The exercise. Exclude the pictures and return every line exactly as written.

▬▬▬▬▬▬

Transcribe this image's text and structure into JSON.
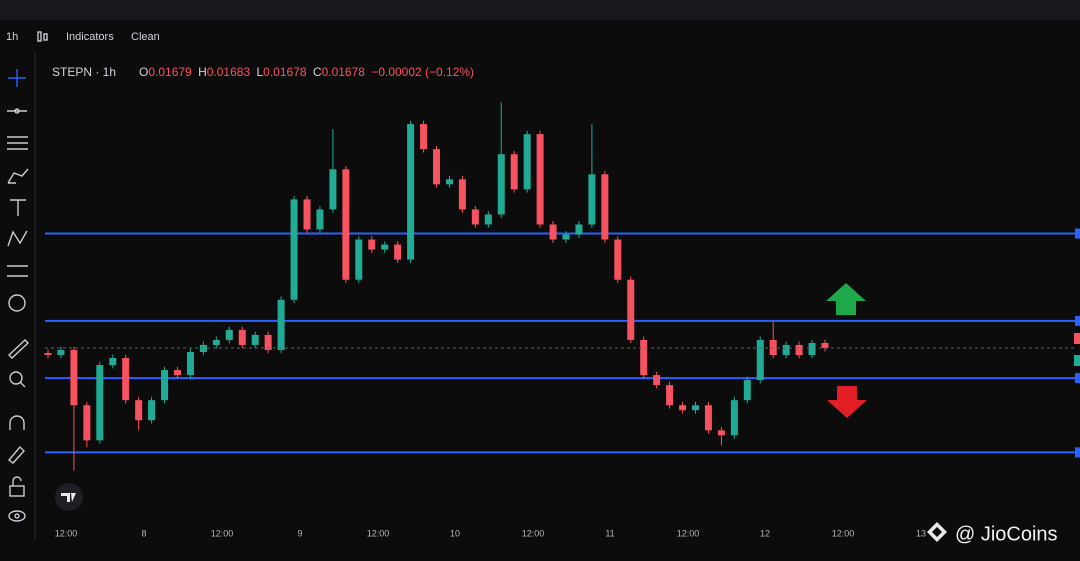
{
  "toolbar": {
    "interval": "1h",
    "indicators": "Indicators",
    "clean": "Clean"
  },
  "header": {
    "symbol": "STEPN · 1h",
    "open_label": "O",
    "open": "0.01679",
    "high_label": "H",
    "high": "0.01683",
    "low_label": "L",
    "low": "0.01678",
    "close_label": "C",
    "close": "0.01678",
    "change": "−0.00002 (−0.12%)"
  },
  "x_axis_labels": [
    "12:00",
    "8",
    "12:00",
    "9",
    "12:00",
    "10",
    "12:00",
    "11",
    "12:00",
    "12",
    "12:00",
    "13"
  ],
  "watermark": "@ JioCoins",
  "chart_data": {
    "type": "candlestick",
    "open": [
      0.016765,
      0.016759,
      0.016774,
      0.016609,
      0.016504,
      0.016729,
      0.01675,
      0.016624,
      0.016564,
      0.016624,
      0.016714,
      0.016699,
      0.016768,
      0.016789,
      0.016804,
      0.016834,
      0.016789,
      0.016819,
      0.016774,
      0.016924,
      0.017224,
      0.017134,
      0.017194,
      0.017314,
      0.016984,
      0.017104,
      0.017074,
      0.017089,
      0.017044,
      0.017449,
      0.017374,
      0.017269,
      0.017284,
      0.017194,
      0.017149,
      0.017179,
      0.017359,
      0.017254,
      0.017419,
      0.017149,
      0.017104,
      0.017119,
      0.017149,
      0.017299,
      0.017104,
      0.016984,
      0.016804,
      0.016699,
      0.016669,
      0.016609,
      0.016594,
      0.016609,
      0.016534,
      0.016519,
      0.016624,
      0.016684,
      0.016804,
      0.016759,
      0.016789,
      0.016759,
      0.016795
    ],
    "high": [
      0.016775,
      0.016784,
      0.016784,
      0.016619,
      0.016739,
      0.01676,
      0.01676,
      0.016634,
      0.016634,
      0.016724,
      0.016724,
      0.016778,
      0.016799,
      0.016814,
      0.016844,
      0.016844,
      0.016829,
      0.016829,
      0.016934,
      0.017234,
      0.017234,
      0.017204,
      0.017434,
      0.017324,
      0.017114,
      0.017114,
      0.017099,
      0.017099,
      0.017459,
      0.017459,
      0.017384,
      0.017294,
      0.017294,
      0.017204,
      0.017189,
      0.017514,
      0.017369,
      0.017429,
      0.017429,
      0.017159,
      0.017129,
      0.017159,
      0.017449,
      0.017309,
      0.017114,
      0.016994,
      0.016814,
      0.016709,
      0.016679,
      0.016619,
      0.016619,
      0.016619,
      0.016544,
      0.016634,
      0.016694,
      0.016814,
      0.016859,
      0.016799,
      0.016799,
      0.016805,
      0.016805
    ],
    "low": [
      0.016749,
      0.016749,
      0.016414,
      0.016484,
      0.016494,
      0.016719,
      0.016614,
      0.016534,
      0.016554,
      0.016614,
      0.016689,
      0.016689,
      0.016758,
      0.016779,
      0.016794,
      0.016779,
      0.016779,
      0.016764,
      0.016764,
      0.016914,
      0.017124,
      0.017124,
      0.017184,
      0.016974,
      0.016974,
      0.017064,
      0.017064,
      0.017034,
      0.017034,
      0.017364,
      0.017259,
      0.017259,
      0.017184,
      0.017139,
      0.017139,
      0.017169,
      0.017244,
      0.017244,
      0.017139,
      0.017094,
      0.017094,
      0.017109,
      0.017139,
      0.017094,
      0.016974,
      0.016794,
      0.016689,
      0.016659,
      0.016599,
      0.016584,
      0.016584,
      0.016524,
      0.016489,
      0.016509,
      0.016614,
      0.016674,
      0.016749,
      0.016749,
      0.016749,
      0.016749,
      0.01677
    ],
    "close": [
      0.016759,
      0.016774,
      0.016609,
      0.016504,
      0.016729,
      0.01675,
      0.016624,
      0.016564,
      0.016624,
      0.016714,
      0.016699,
      0.016768,
      0.016789,
      0.016804,
      0.016834,
      0.016789,
      0.016819,
      0.016774,
      0.016924,
      0.017224,
      0.017134,
      0.017194,
      0.017314,
      0.016984,
      0.017104,
      0.017074,
      0.017089,
      0.017044,
      0.017449,
      0.017374,
      0.017269,
      0.017284,
      0.017194,
      0.017149,
      0.017179,
      0.017359,
      0.017254,
      0.017419,
      0.017149,
      0.017104,
      0.017119,
      0.017149,
      0.017299,
      0.017104,
      0.016984,
      0.016804,
      0.016699,
      0.016669,
      0.016609,
      0.016594,
      0.016609,
      0.016534,
      0.016519,
      0.016624,
      0.016684,
      0.016804,
      0.016759,
      0.016789,
      0.016759,
      0.016795,
      0.01678
    ],
    "up_color": "#22ab94",
    "down_color": "#f7525f",
    "ylim": [
      0.01626,
      0.01776
    ],
    "levels": [
      0.017122,
      0.016861,
      0.01669,
      0.016468
    ],
    "level_color": "#2962ff"
  }
}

▬▬▬▬▬▬

Answer for this exercise.
Transcribe this image's text and structure into JSON.
{
  "toolbar": {
    "interval": "1h",
    "indicators": "Indicators",
    "clean": "Clean"
  },
  "header": {
    "symbol": "STEPN · 1h",
    "open_label": "O",
    "open": "0.01679",
    "high_label": "H",
    "high": "0.01683",
    "low_label": "L",
    "low": "0.01678",
    "close_label": "C",
    "close": "0.01678",
    "change": "−0.00002 (−0.12%)"
  },
  "x_axis_labels": [
    "12:00",
    "8",
    "12:00",
    "9",
    "12:00",
    "10",
    "12:00",
    "11",
    "12:00",
    "12",
    "12:00",
    "13"
  ],
  "watermark": "@ JioCoins",
  "chart_data": {
    "type": "candlestick",
    "open": [
      0.016765,
      0.016759,
      0.016774,
      0.016609,
      0.016504,
      0.016729,
      0.01675,
      0.016624,
      0.016564,
      0.016624,
      0.016714,
      0.016699,
      0.016768,
      0.016789,
      0.016804,
      0.016834,
      0.016789,
      0.016819,
      0.016774,
      0.016924,
      0.017224,
      0.017134,
      0.017194,
      0.017314,
      0.016984,
      0.017104,
      0.017074,
      0.017089,
      0.017044,
      0.017449,
      0.017374,
      0.017269,
      0.017284,
      0.017194,
      0.017149,
      0.017179,
      0.017359,
      0.017254,
      0.017419,
      0.017149,
      0.017104,
      0.017119,
      0.017149,
      0.017299,
      0.017104,
      0.016984,
      0.016804,
      0.016699,
      0.016669,
      0.016609,
      0.016594,
      0.016609,
      0.016534,
      0.016519,
      0.016624,
      0.016684,
      0.016804,
      0.016759,
      0.016789,
      0.016759,
      0.016795
    ],
    "high": [
      0.016775,
      0.016784,
      0.016784,
      0.016619,
      0.016739,
      0.01676,
      0.01676,
      0.016634,
      0.016634,
      0.016724,
      0.016724,
      0.016778,
      0.016799,
      0.016814,
      0.016844,
      0.016844,
      0.016829,
      0.016829,
      0.016934,
      0.017234,
      0.017234,
      0.017204,
      0.017434,
      0.017324,
      0.017114,
      0.017114,
      0.017099,
      0.017099,
      0.017459,
      0.017459,
      0.017384,
      0.017294,
      0.017294,
      0.017204,
      0.017189,
      0.017514,
      0.017369,
      0.017429,
      0.017429,
      0.017159,
      0.017129,
      0.017159,
      0.017449,
      0.017309,
      0.017114,
      0.016994,
      0.016814,
      0.016709,
      0.016679,
      0.016619,
      0.016619,
      0.016619,
      0.016544,
      0.016634,
      0.016694,
      0.016814,
      0.016859,
      0.016799,
      0.016799,
      0.016805,
      0.016805
    ],
    "low": [
      0.016749,
      0.016749,
      0.016414,
      0.016484,
      0.016494,
      0.016719,
      0.016614,
      0.016534,
      0.016554,
      0.016614,
      0.016689,
      0.016689,
      0.016758,
      0.016779,
      0.016794,
      0.016779,
      0.016779,
      0.016764,
      0.016764,
      0.016914,
      0.017124,
      0.017124,
      0.017184,
      0.016974,
      0.016974,
      0.017064,
      0.017064,
      0.017034,
      0.017034,
      0.017364,
      0.017259,
      0.017259,
      0.017184,
      0.017139,
      0.017139,
      0.017169,
      0.017244,
      0.017244,
      0.017139,
      0.017094,
      0.017094,
      0.017109,
      0.017139,
      0.017094,
      0.016974,
      0.016794,
      0.016689,
      0.016659,
      0.016599,
      0.016584,
      0.016584,
      0.016524,
      0.016489,
      0.016509,
      0.016614,
      0.016674,
      0.016749,
      0.016749,
      0.016749,
      0.016749,
      0.01677
    ],
    "close": [
      0.016759,
      0.016774,
      0.016609,
      0.016504,
      0.016729,
      0.01675,
      0.016624,
      0.016564,
      0.016624,
      0.016714,
      0.016699,
      0.016768,
      0.016789,
      0.016804,
      0.016834,
      0.016789,
      0.016819,
      0.016774,
      0.016924,
      0.017224,
      0.017134,
      0.017194,
      0.017314,
      0.016984,
      0.017104,
      0.017074,
      0.017089,
      0.017044,
      0.017449,
      0.017374,
      0.017269,
      0.017284,
      0.017194,
      0.017149,
      0.017179,
      0.017359,
      0.017254,
      0.017419,
      0.017149,
      0.017104,
      0.017119,
      0.017149,
      0.017299,
      0.017104,
      0.016984,
      0.016804,
      0.016699,
      0.016669,
      0.016609,
      0.016594,
      0.016609,
      0.016534,
      0.016519,
      0.016624,
      0.016684,
      0.016804,
      0.016759,
      0.016789,
      0.016759,
      0.016795,
      0.01678
    ],
    "up_color": "#22ab94",
    "down_color": "#f7525f",
    "ylim": [
      0.01626,
      0.01776
    ],
    "levels": [
      0.017122,
      0.016861,
      0.01669,
      0.016468
    ],
    "level_color": "#2962ff"
  }
}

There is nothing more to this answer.